======== Provided information ========
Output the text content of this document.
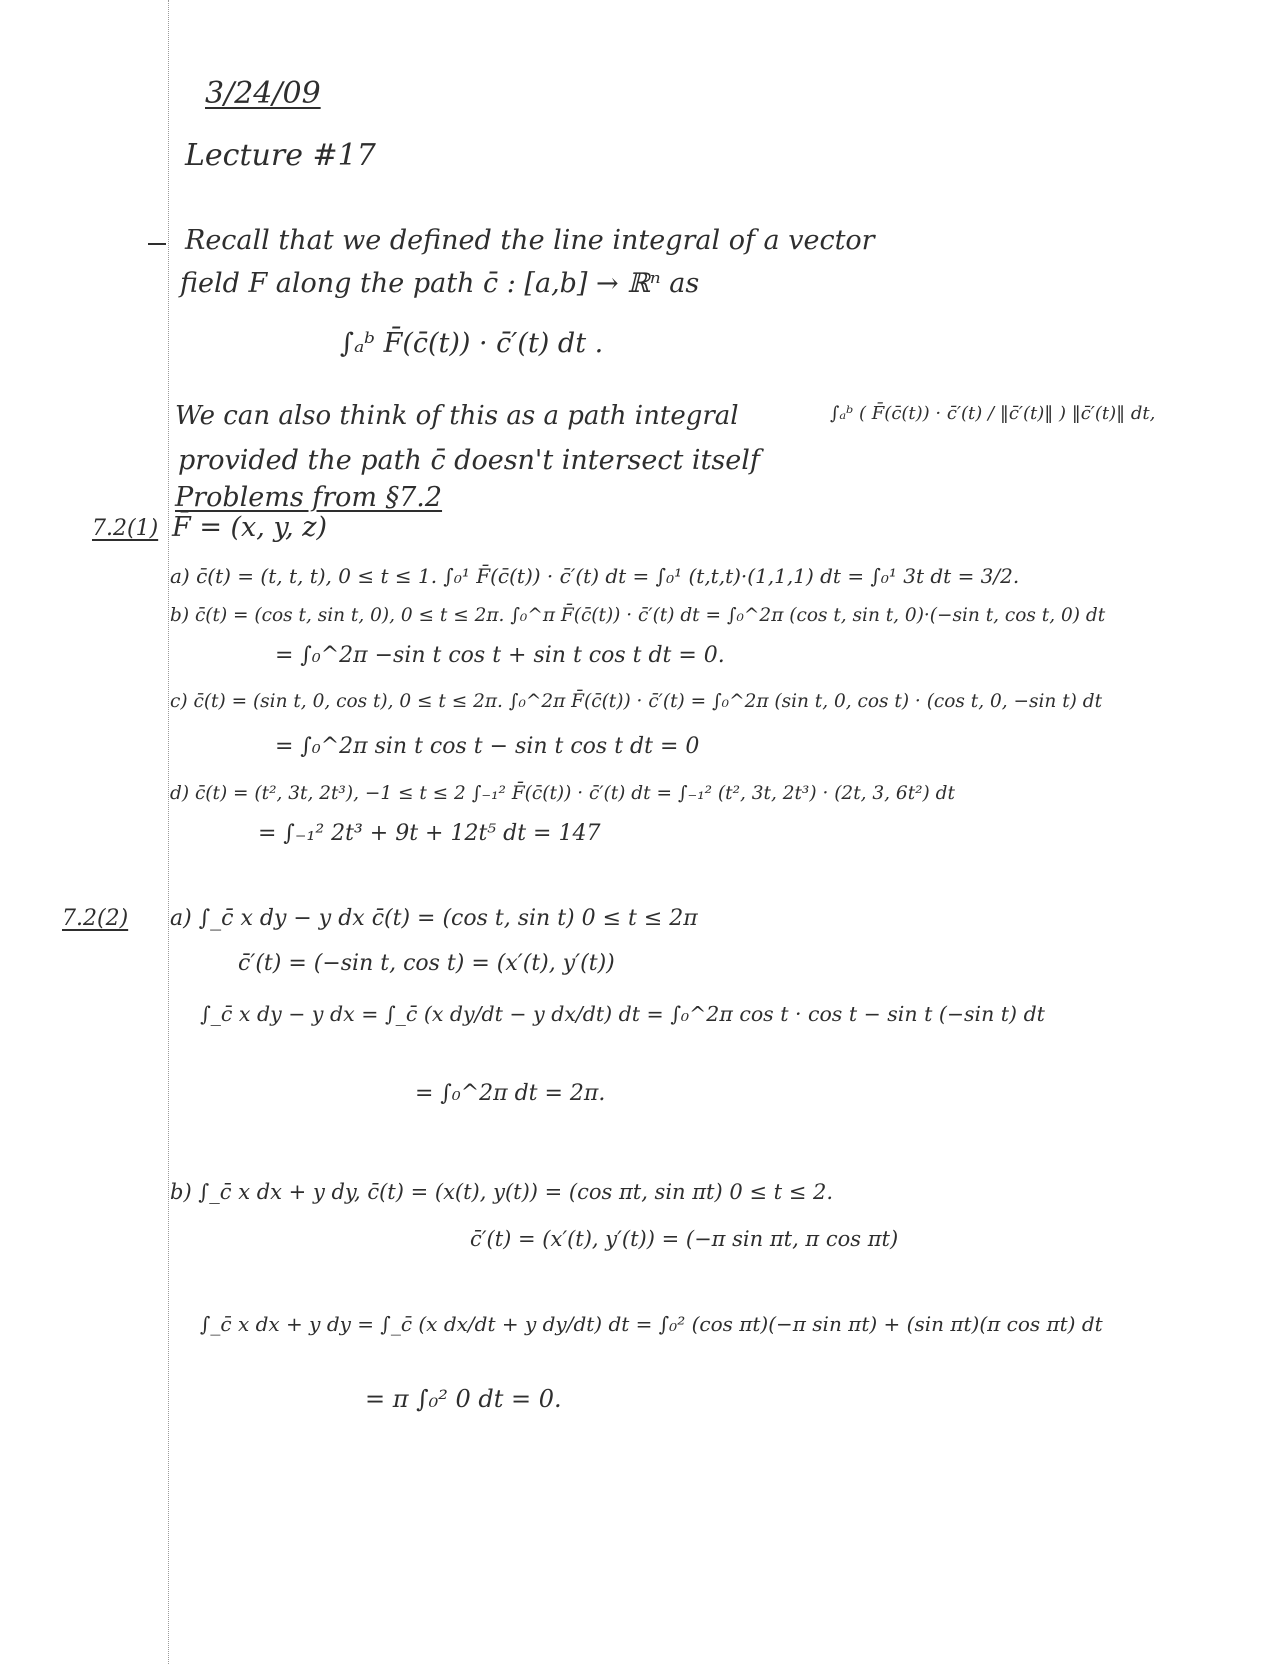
3/24/09
Lecture #17
Recall that we defined the line integral of a vector
field F along the path c̄ : [a,b] → ℝⁿ as
∫ₐᵇ F̄(c̄(t)) · c̄′(t) dt .
We can also think of this as a path integral	∫ₐᵇ ( F̄(c̄(t)) · c̄′(t) / ‖c̄′(t)‖ ) ‖c̄′(t)‖ dt,
provided the path c̄ doesn't intersect itself
Problems from §7.2
7.2(1) F̄ = (x, y, z)
a) c̄(t) = (t, t, t), 0 ≤ t ≤ 1. ∫₀¹ F̄(c̄(t)) · c̄′(t) dt = ∫₀¹ (t,t,t)·(1,1,1) dt = ∫₀¹ 3t dt = 3/2.
b) c̄(t) = (cos t, sin t, 0), 0 ≤ t ≤ 2π. ∫₀^π F̄(c̄(t)) · c̄′(t) dt = ∫₀^2π (cos t, sin t, 0)·(−sin t, cos t, 0) dt
= ∫₀^2π −sin t cos t + sin t cos t dt = 0.
c) c̄(t) = (sin t, 0, cos t), 0 ≤ t ≤ 2π. ∫₀^2π F̄(c̄(t)) · c̄′(t) = ∫₀^2π (sin t, 0, cos t) · (cos t, 0, −sin t) dt
= ∫₀^2π sin t cos t − sin t cos t dt = 0
d) c̄(t) = (t², 3t, 2t³), −1 ≤ t ≤ 2 ∫₋₁² F̄(c̄(t)) · c̄′(t) dt = ∫₋₁² (t², 3t, 2t³) · (2t, 3, 6t²) dt
= ∫₋₁² 2t³ + 9t + 12t⁵ dt = 147
7.2(2) a) ∫_c̄ x dy − y dx c̄(t) = (cos t, sin t) 0 ≤ t ≤ 2π
c̄′(t) = (−sin t, cos t) = (x′(t), y′(t))
∫_c̄ x dy − y dx = ∫_c̄ (x dy/dt − y dx/dt) dt = ∫₀^2π cos t · cos t − sin t (−sin t) dt
= ∫₀^2π dt = 2π.
b) ∫_c̄ x dx + y dy, c̄(t) = (x(t), y(t)) = (cos πt, sin πt) 0 ≤ t ≤ 2.
c̄′(t) = (x′(t), y′(t)) = (−π sin πt, π cos πt)
∫_c̄ x dx + y dy = ∫_c̄ (x dx/dt + y dy/dt) dt = ∫₀² (cos πt)(−π sin πt) + (sin πt)(π cos πt) dt
= π ∫₀² 0 dt = 0.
========
### Objective
Transcribe every entry above exactly. Omit all pictures.

### Reply to the exercise
Output the text content of this document.
3/24/09
Lecture #17
Recall that we defined the line integral of a vector
field F along the path c̄ : [a,b] → ℝⁿ as
∫ₐᵇ F̄(c̄(t)) · c̄′(t) dt .
We can also think of this as a path integral	∫ₐᵇ ( F̄(c̄(t)) · c̄′(t) / ‖c̄′(t)‖ ) ‖c̄′(t)‖ dt,
provided the path c̄ doesn't intersect itself
Problems from §7.2
7.2(1) F̄ = (x, y, z)
a) c̄(t) = (t, t, t), 0 ≤ t ≤ 1. ∫₀¹ F̄(c̄(t)) · c̄′(t) dt = ∫₀¹ (t,t,t)·(1,1,1) dt = ∫₀¹ 3t dt = 3/2.
b) c̄(t) = (cos t, sin t, 0), 0 ≤ t ≤ 2π. ∫₀^π F̄(c̄(t)) · c̄′(t) dt = ∫₀^2π (cos t, sin t, 0)·(−sin t, cos t, 0) dt
= ∫₀^2π −sin t cos t + sin t cos t dt = 0.
c) c̄(t) = (sin t, 0, cos t), 0 ≤ t ≤ 2π. ∫₀^2π F̄(c̄(t)) · c̄′(t) = ∫₀^2π (sin t, 0, cos t) · (cos t, 0, −sin t) dt
= ∫₀^2π sin t cos t − sin t cos t dt = 0
d) c̄(t) = (t², 3t, 2t³), −1 ≤ t ≤ 2 ∫₋₁² F̄(c̄(t)) · c̄′(t) dt = ∫₋₁² (t², 3t, 2t³) · (2t, 3, 6t²) dt
= ∫₋₁² 2t³ + 9t + 12t⁵ dt = 147
7.2(2) a) ∫_c̄ x dy − y dx c̄(t) = (cos t, sin t) 0 ≤ t ≤ 2π
c̄′(t) = (−sin t, cos t) = (x′(t), y′(t))
∫_c̄ x dy − y dx = ∫_c̄ (x dy/dt − y dx/dt) dt = ∫₀^2π cos t · cos t − sin t (−sin t) dt
= ∫₀^2π dt = 2π.
b) ∫_c̄ x dx + y dy, c̄(t) = (x(t), y(t)) = (cos πt, sin πt) 0 ≤ t ≤ 2.
c̄′(t) = (x′(t), y′(t)) = (−π sin πt, π cos πt)
∫_c̄ x dx + y dy = ∫_c̄ (x dx/dt + y dy/dt) dt = ∫₀² (cos πt)(−π sin πt) + (sin πt)(π cos πt) dt
= π ∫₀² 0 dt = 0.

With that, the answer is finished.